Exercise objective => Pick every line with "family" from the material below.

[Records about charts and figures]
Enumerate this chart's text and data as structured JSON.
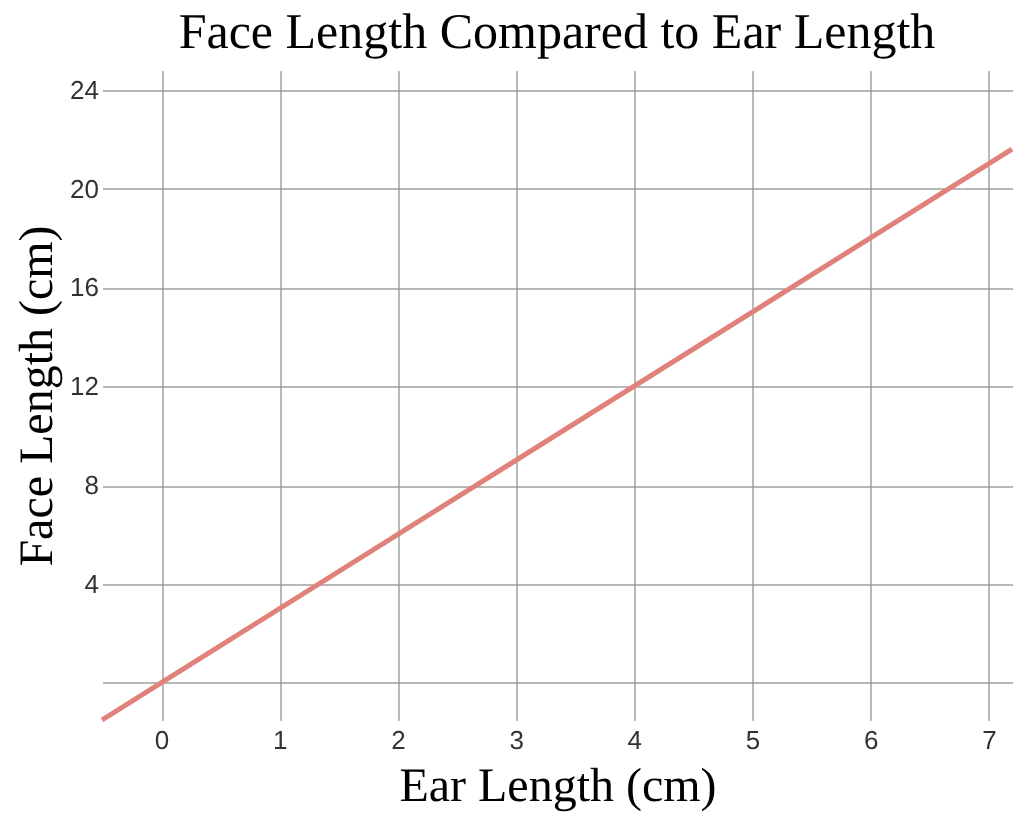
{
  "chart_data": {
    "type": "line",
    "title": "Face Length Compared to Ear Length",
    "xlabel": "Ear Length (cm)",
    "ylabel": "Face Length (cm)",
    "x": [
      -0.5,
      0,
      7.2
    ],
    "series": [
      {
        "color": "#e0817a",
        "values": [
          -1.5,
          0,
          21.6
        ]
      }
    ],
    "xlim": [
      -0.5,
      7.2
    ],
    "ylim": [
      -1.5,
      24.8
    ],
    "xticks": [
      0,
      1,
      2,
      3,
      4,
      5,
      6,
      7
    ],
    "yticks": [
      {
        "value": 0,
        "label": null
      },
      4,
      8,
      12,
      16,
      20,
      24
    ],
    "grid": true,
    "legend": false,
    "marker": "none",
    "line_style": "solid"
  }
}
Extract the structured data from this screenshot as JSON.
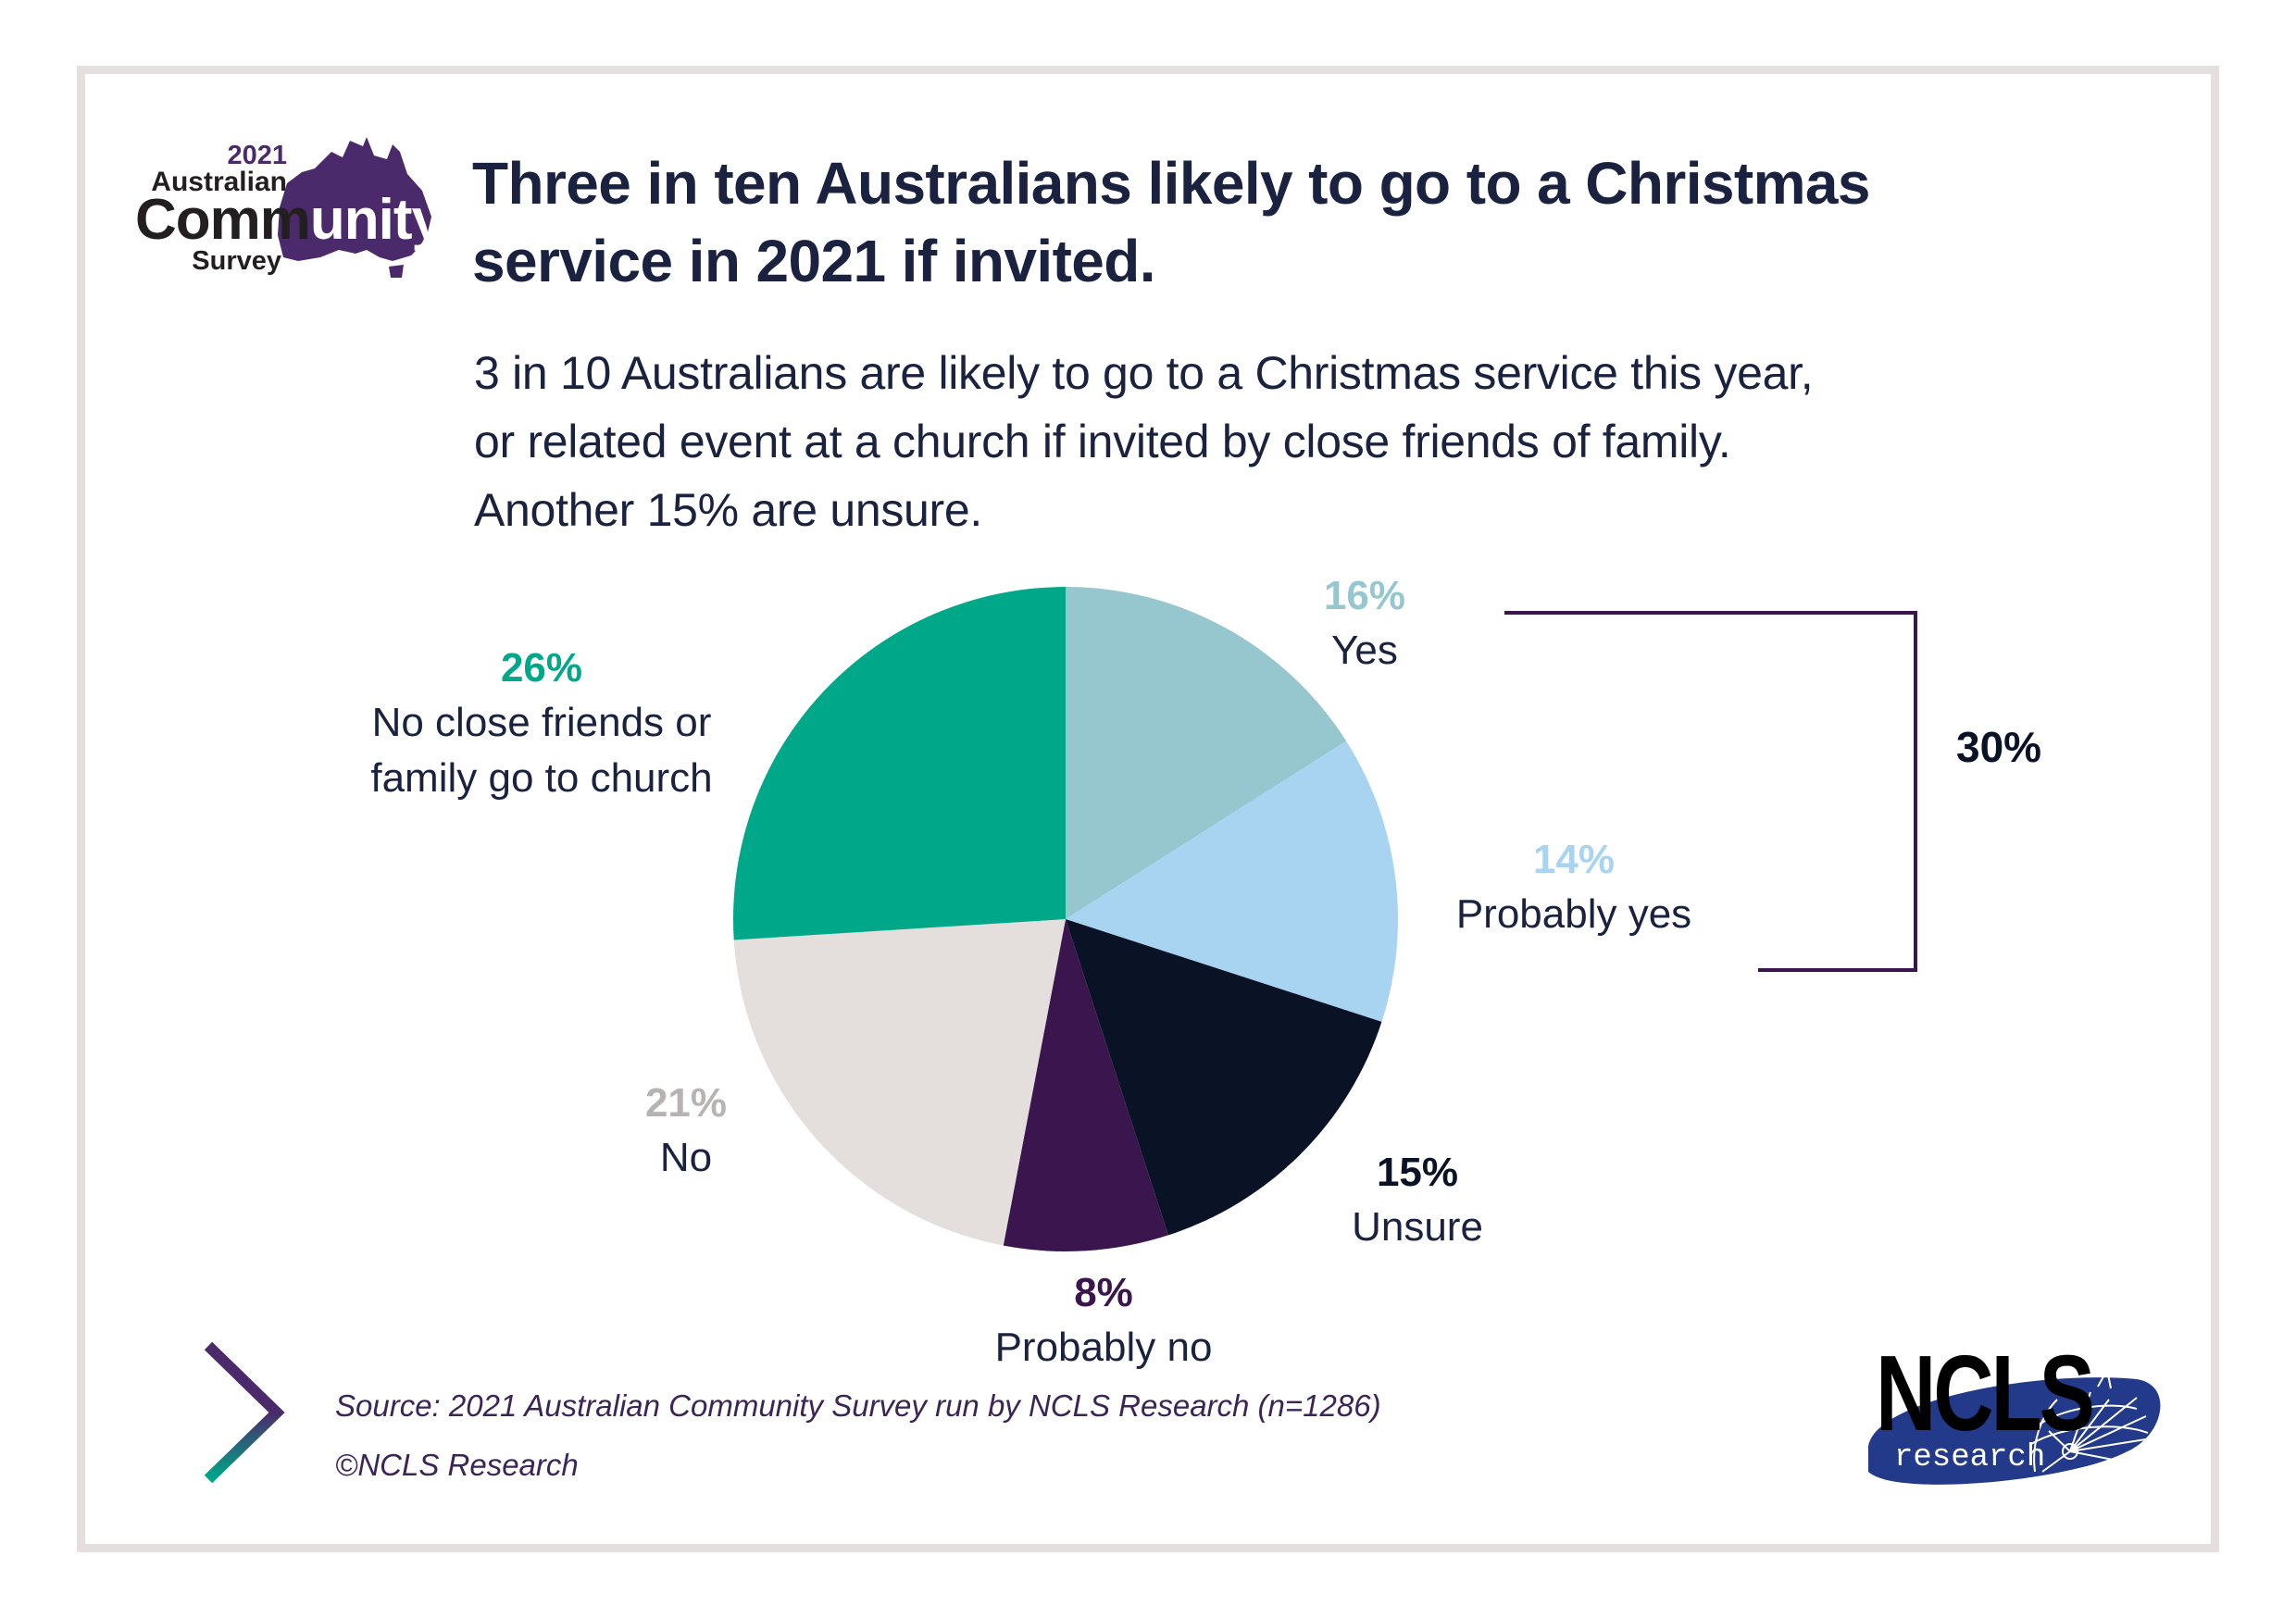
{
  "logo": {
    "year": "2021",
    "line1": "Australian",
    "line2_dark": "Comm",
    "line2_light": "unity",
    "line3": "Survey",
    "map_icon": "australia-map-icon",
    "color": "#4a2a6b"
  },
  "title": "Three in ten Australians likely to go to a Christmas service in 2021 if invited.",
  "title_lines": [
    "Three in ten Australians likely to go to a Christmas",
    "service in 2021 if invited."
  ],
  "subtitle_lines": [
    "3 in 10 Australians are likely to go to a Christmas service this year,",
    "or related event at a church if invited by close friends of family.",
    "Another 15% are unsure."
  ],
  "bracket": {
    "label": "30%",
    "groups": [
      "Yes",
      "Probably yes"
    ],
    "color": "#3b154d"
  },
  "chart_data": {
    "type": "pie",
    "title": "Three in ten Australians likely to go to a Christmas service in 2021 if invited.",
    "start": "12 o'clock",
    "direction": "clockwise",
    "categories": [
      "Yes",
      "Probably yes",
      "Unsure",
      "Probably no",
      "No",
      "No close friends or family go to church"
    ],
    "values": [
      16,
      14,
      15,
      8,
      21,
      26
    ],
    "value_labels": [
      "16%",
      "14%",
      "15%",
      "8%",
      "21%",
      "26%"
    ],
    "label_lines": [
      [
        "Yes"
      ],
      [
        "Probably yes"
      ],
      [
        "Unsure"
      ],
      [
        "Probably no"
      ],
      [
        "No"
      ],
      [
        "No close friends or",
        "family go to church"
      ]
    ],
    "colors": [
      "#97c7ce",
      "#a8d4f2",
      "#0a1226",
      "#3b154d",
      "#e4dedd",
      "#00a88a"
    ],
    "pct_label_colors": [
      "#97c7ce",
      "#a8d4f2",
      "#0a1226",
      "#3b154d",
      "#b8b3b3",
      "#00a88a"
    ],
    "unit": "%",
    "annotations": [
      {
        "text": "30%",
        "spans": [
          "Yes",
          "Probably yes"
        ]
      }
    ]
  },
  "footer": {
    "chevron_icon": "chevron-right-icon",
    "source": "Source:  2021 Australian Community Survey run by NCLS Research (n=1286)",
    "copyright": "©NCLS Research"
  },
  "ncls_logo": {
    "word": "NCLS",
    "sub": "research",
    "color": "#233a8a"
  }
}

Task result =>
    "or related event at a church if invited by close friends of family.",
      "No close friends or family go to church"
        "family go to church"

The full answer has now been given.